** Start SOURCE MATERIAL **

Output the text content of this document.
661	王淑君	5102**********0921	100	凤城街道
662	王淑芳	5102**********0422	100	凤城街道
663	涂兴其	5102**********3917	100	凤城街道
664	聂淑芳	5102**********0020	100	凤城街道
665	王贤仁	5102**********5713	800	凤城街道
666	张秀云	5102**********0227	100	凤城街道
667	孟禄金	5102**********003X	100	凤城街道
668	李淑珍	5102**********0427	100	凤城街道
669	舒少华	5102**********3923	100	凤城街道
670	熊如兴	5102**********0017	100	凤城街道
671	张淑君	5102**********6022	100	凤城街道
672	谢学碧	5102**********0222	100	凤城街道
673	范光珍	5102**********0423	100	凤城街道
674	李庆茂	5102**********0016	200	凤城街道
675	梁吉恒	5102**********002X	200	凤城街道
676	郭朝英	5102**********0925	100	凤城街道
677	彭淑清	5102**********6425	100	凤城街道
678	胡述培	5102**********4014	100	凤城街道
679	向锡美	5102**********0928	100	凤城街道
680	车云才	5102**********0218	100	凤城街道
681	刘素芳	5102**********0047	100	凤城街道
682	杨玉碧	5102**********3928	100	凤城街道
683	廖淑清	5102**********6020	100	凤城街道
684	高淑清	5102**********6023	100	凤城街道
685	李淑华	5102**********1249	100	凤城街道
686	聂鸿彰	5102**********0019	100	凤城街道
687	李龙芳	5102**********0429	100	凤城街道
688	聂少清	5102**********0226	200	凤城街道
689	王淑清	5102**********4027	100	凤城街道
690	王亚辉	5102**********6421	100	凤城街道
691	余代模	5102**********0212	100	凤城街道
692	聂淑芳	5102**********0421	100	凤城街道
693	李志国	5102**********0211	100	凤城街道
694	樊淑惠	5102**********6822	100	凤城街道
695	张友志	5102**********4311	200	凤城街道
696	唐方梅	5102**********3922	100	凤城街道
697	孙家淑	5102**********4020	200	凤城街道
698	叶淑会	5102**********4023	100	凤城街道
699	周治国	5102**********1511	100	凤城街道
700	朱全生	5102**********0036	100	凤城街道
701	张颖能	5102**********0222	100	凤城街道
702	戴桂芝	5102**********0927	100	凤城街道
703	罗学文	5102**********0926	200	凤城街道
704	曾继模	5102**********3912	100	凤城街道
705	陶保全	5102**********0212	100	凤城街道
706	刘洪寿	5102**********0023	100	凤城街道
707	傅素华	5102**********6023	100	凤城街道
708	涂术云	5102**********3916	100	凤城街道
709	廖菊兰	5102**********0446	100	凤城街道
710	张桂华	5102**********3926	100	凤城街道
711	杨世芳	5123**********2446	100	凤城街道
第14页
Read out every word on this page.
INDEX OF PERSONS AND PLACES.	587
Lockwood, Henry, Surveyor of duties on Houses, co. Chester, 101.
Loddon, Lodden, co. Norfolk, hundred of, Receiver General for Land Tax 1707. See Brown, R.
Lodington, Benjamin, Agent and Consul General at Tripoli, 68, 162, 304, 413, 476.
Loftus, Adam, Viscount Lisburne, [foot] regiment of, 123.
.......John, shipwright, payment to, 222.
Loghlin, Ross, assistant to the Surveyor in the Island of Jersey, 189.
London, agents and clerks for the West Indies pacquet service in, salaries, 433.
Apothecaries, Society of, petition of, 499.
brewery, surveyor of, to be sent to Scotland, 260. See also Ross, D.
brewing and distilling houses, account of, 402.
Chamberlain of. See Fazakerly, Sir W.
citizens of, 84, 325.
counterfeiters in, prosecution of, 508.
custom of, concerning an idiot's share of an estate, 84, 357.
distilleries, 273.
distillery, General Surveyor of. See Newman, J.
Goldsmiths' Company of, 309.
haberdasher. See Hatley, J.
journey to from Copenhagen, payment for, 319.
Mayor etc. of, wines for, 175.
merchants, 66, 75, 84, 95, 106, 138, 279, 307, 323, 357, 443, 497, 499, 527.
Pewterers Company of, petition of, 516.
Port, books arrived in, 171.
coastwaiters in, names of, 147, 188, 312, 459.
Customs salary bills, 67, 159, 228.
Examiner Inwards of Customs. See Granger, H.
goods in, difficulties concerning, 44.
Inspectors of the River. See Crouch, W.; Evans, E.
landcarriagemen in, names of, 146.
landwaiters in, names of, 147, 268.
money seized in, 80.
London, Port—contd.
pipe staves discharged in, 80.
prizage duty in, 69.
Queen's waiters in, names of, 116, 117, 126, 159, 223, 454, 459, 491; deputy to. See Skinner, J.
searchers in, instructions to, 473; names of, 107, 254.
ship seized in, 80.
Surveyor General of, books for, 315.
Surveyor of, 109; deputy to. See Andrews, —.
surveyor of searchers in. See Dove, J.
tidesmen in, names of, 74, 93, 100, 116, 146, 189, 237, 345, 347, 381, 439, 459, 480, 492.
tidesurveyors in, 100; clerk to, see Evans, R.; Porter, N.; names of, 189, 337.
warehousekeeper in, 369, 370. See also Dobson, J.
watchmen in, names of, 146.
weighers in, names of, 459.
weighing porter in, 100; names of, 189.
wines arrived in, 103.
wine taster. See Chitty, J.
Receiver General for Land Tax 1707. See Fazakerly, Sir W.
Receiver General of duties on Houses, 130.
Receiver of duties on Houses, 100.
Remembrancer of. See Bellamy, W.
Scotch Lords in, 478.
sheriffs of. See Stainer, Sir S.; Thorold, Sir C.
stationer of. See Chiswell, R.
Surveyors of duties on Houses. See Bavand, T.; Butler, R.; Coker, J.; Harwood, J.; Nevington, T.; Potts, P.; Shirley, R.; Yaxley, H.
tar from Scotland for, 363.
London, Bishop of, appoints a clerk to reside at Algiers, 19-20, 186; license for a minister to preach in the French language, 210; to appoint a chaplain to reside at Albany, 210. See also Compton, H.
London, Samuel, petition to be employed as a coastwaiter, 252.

** End SOURCE MATERIAL **

▶ _EXERCISE PROMPT_:
Exactly as written above, please repeat the entries.

▶ _THE ANSWER_:
Output the text content of this document.
661	王淑君	5102**********0921	100	凤城街道
662	王淑芳	5102**********0422	100	凤城街道
663	涂兴其	5102**********3917	100	凤城街道
664	聂淑芳	5102**********0020	100	凤城街道
665	王贤仁	5102**********5713	800	凤城街道
666	张秀云	5102**********0227	100	凤城街道
667	孟禄金	5102**********003X	100	凤城街道
668	李淑珍	5102**********0427	100	凤城街道
669	舒少华	5102**********3923	100	凤城街道
670	熊如兴	5102**********0017	100	凤城街道
671	张淑君	5102**********6022	100	凤城街道
672	谢学碧	5102**********0222	100	凤城街道
673	范光珍	5102**********0423	100	凤城街道
674	李庆茂	5102**********0016	200	凤城街道
675	梁吉恒	5102**********002X	200	凤城街道
676	郭朝英	5102**********0925	100	凤城街道
677	彭淑清	5102**********6425	100	凤城街道
678	胡述培	5102**********4014	100	凤城街道
679	向锡美	5102**********0928	100	凤城街道
680	车云才	5102**********0218	100	凤城街道
681	刘素芳	5102**********0047	100	凤城街道
682	杨玉碧	5102**********3928	100	凤城街道
683	廖淑清	5102**********6020	100	凤城街道
684	高淑清	5102**********6023	100	凤城街道
685	李淑华	5102**********1249	100	凤城街道
686	聂鸿彰	5102**********0019	100	凤城街道
687	李龙芳	5102**********0429	100	凤城街道
688	聂少清	5102**********0226	200	凤城街道
689	王淑清	5102**********4027	100	凤城街道
690	王亚辉	5102**********6421	100	凤城街道
691	余代模	5102**********0212	100	凤城街道
692	聂淑芳	5102**********0421	100	凤城街道
693	李志国	5102**********0211	100	凤城街道
694	樊淑惠	5102**********6822	100	凤城街道
695	张友志	5102**********4311	200	凤城街道
696	唐方梅	5102**********3922	100	凤城街道
697	孙家淑	5102**********4020	200	凤城街道
698	叶淑会	5102**********4023	100	凤城街道
699	周治国	5102**********1511	100	凤城街道
700	朱全生	5102**********0036	100	凤城街道
701	张颖能	5102**********0222	100	凤城街道
702	戴桂芝	5102**********0927	100	凤城街道
703	罗学文	5102**********0926	200	凤城街道
704	曾继模	5102**********3912	100	凤城街道
705	陶保全	5102**********0212	100	凤城街道
706	刘洪寿	5102**********0023	100	凤城街道
707	傅素华	5102**********6023	100	凤城街道
708	涂术云	5102**********3916	100	凤城街道
709	廖菊兰	5102**********0446	100	凤城街道
710	张桂华	5102**********3926	100	凤城街道
711	杨世芳	5123**********2446	100	凤城街道
第14页
Read out every word on this page.
INDEX OF PERSONS AND PLACES.	587
Lockwood, Henry, Surveyor of duties on Houses, co. Chester, 101.
Loddon, Lodden, co. Norfolk, hundred of, Receiver General for Land Tax 1707. See Brown, R.
Lodington, Benjamin, Agent and Consul General at Tripoli, 68, 162, 304, 413, 476.
Loftus, Adam, Viscount Lisburne, [foot] regiment of, 123.
.......John, shipwright, payment to, 222.
Loghlin, Ross, assistant to the Surveyor in the Island of Jersey, 189.
London, agents and clerks for the West Indies pacquet service in, salaries, 433.
Apothecaries, Society of, petition of, 499.
brewery, surveyor of, to be sent to Scotland, 260. See also Ross, D.
brewing and distilling houses, account of, 402.
Chamberlain of. See Fazakerly, Sir W.
citizens of, 84, 325.
counterfeiters in, prosecution of, 508.
custom of, concerning an idiot's share of an estate, 84, 357.
distilleries, 273.
distillery, General Surveyor of. See Newman, J.
Goldsmiths' Company of, 309.
haberdasher. See Hatley, J.
journey to from Copenhagen, payment for, 319.
Mayor etc. of, wines for, 175.
merchants, 66, 75, 84, 95, 106, 138, 279, 307, 323, 357, 443, 497, 499, 527.
Pewterers Company of, petition of, 516.
Port, books arrived in, 171.
coastwaiters in, names of, 147, 188, 312, 459.
Customs salary bills, 67, 159, 228.
Examiner Inwards of Customs. See Granger, H.
goods in, difficulties concerning, 44.
Inspectors of the River. See Crouch, W.; Evans, E.
landcarriagemen in, names of, 146.
landwaiters in, names of, 147, 268.
money seized in, 80.
London, Port—contd.
pipe staves discharged in, 80.
prizage duty in, 69.
Queen's waiters in, names of, 116, 117, 126, 159, 223, 454, 459, 491; deputy to. See Skinner, J.
searchers in, instructions to, 473; names of, 107, 254.
ship seized in, 80.
Surveyor General of, books for, 315.
Surveyor of, 109; deputy to. See Andrews, —.
surveyor of searchers in. See Dove, J.
tidesmen in, names of, 74, 93, 100, 116, 146, 189, 237, 345, 347, 381, 439, 459, 480, 492.
tidesurveyors in, 100; clerk to, see Evans, R.; Porter, N.; names of, 189, 337.
warehousekeeper in, 369, 370. See also Dobson, J.
watchmen in, names of, 146.
weighers in, names of, 459.
weighing porter in, 100; names of, 189.
wines arrived in, 103.
wine taster. See Chitty, J.
Receiver General for Land Tax 1707. See Fazakerly, Sir W.
Receiver General of duties on Houses, 130.
Receiver of duties on Houses, 100.
Remembrancer of. See Bellamy, W.
Scotch Lords in, 478.
sheriffs of. See Stainer, Sir S.; Thorold, Sir C.
stationer of. See Chiswell, R.
Surveyors of duties on Houses. See Bavand, T.; Butler, R.; Coker, J.; Harwood, J.; Nevington, T.; Potts, P.; Shirley, R.; Yaxley, H.
tar from Scotland for, 363.
London, Bishop of, appoints a clerk to reside at Algiers, 19-20, 186; license for a minister to preach in the French language, 210; to appoint a chaplain to reside at Albany, 210. See also Compton, H.
London, Samuel, petition to be employed as a coastwaiter, 252.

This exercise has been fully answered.